• _WHAT IS BEING ASKED_:
Retype the records below word for word and omit any image.

***

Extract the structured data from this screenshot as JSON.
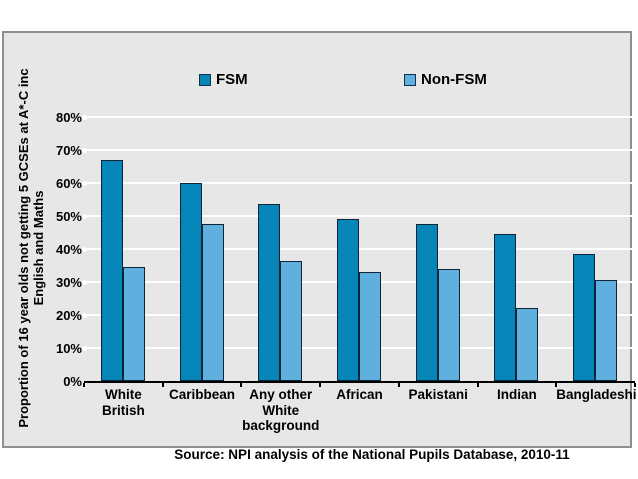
{
  "chart_data": {
    "type": "bar",
    "title": "",
    "categories": [
      "White British",
      "Caribbean",
      "Any other White background",
      "African",
      "Pakistani",
      "Indian",
      "Bangladeshi"
    ],
    "series": [
      {
        "name": "FSM",
        "color": "#0685b9",
        "values": [
          67,
          60,
          53.5,
          49,
          47.5,
          44.5,
          38.5
        ]
      },
      {
        "name": "Non-FSM",
        "color": "#5fafdf",
        "values": [
          34.5,
          47.5,
          36.5,
          33,
          34,
          22,
          30.5
        ]
      }
    ],
    "ylabel_line1": "Proportion of 16 year olds not getting 5 GCSEs at A*-C inc",
    "ylabel_line2": "English and Maths",
    "xlabel": "",
    "y_tick_labels": [
      "0%",
      "10%",
      "20%",
      "30%",
      "40%",
      "50%",
      "60%",
      "70%",
      "80%"
    ],
    "y_tick_values": [
      0,
      10,
      20,
      30,
      40,
      50,
      60,
      70,
      80
    ],
    "ylim": [
      0,
      80
    ],
    "grid": "horizontal-white",
    "legend_position": "top",
    "source": "Source: NPI analysis of the National Pupils Database, 2010-11"
  },
  "colors": {
    "panel_background": "#e7e7e7",
    "panel_border": "#8f8f8f",
    "page_background": "#ffffff",
    "gridline": "#ffffff",
    "bar_outline": "#0e2538",
    "axis": "#000000",
    "text": "#000000"
  }
}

***

• _FULL ANSWER_:
Extract the structured data from this screenshot as JSON.
{
  "chart_data": {
    "type": "bar",
    "title": "",
    "categories": [
      "White British",
      "Caribbean",
      "Any other White background",
      "African",
      "Pakistani",
      "Indian",
      "Bangladeshi"
    ],
    "series": [
      {
        "name": "FSM",
        "color": "#0685b9",
        "values": [
          67,
          60,
          53.5,
          49,
          47.5,
          44.5,
          38.5
        ]
      },
      {
        "name": "Non-FSM",
        "color": "#5fafdf",
        "values": [
          34.5,
          47.5,
          36.5,
          33,
          34,
          22,
          30.5
        ]
      }
    ],
    "ylabel_line1": "Proportion of 16 year olds not getting 5 GCSEs at A*-C inc",
    "ylabel_line2": "English and Maths",
    "xlabel": "",
    "y_tick_labels": [
      "0%",
      "10%",
      "20%",
      "30%",
      "40%",
      "50%",
      "60%",
      "70%",
      "80%"
    ],
    "y_tick_values": [
      0,
      10,
      20,
      30,
      40,
      50,
      60,
      70,
      80
    ],
    "ylim": [
      0,
      80
    ],
    "grid": "horizontal-white",
    "legend_position": "top",
    "source": "Source: NPI analysis of the National Pupils Database, 2010-11"
  },
  "colors": {
    "panel_background": "#e7e7e7",
    "panel_border": "#8f8f8f",
    "page_background": "#ffffff",
    "gridline": "#ffffff",
    "bar_outline": "#0e2538",
    "axis": "#000000",
    "text": "#000000"
  }
}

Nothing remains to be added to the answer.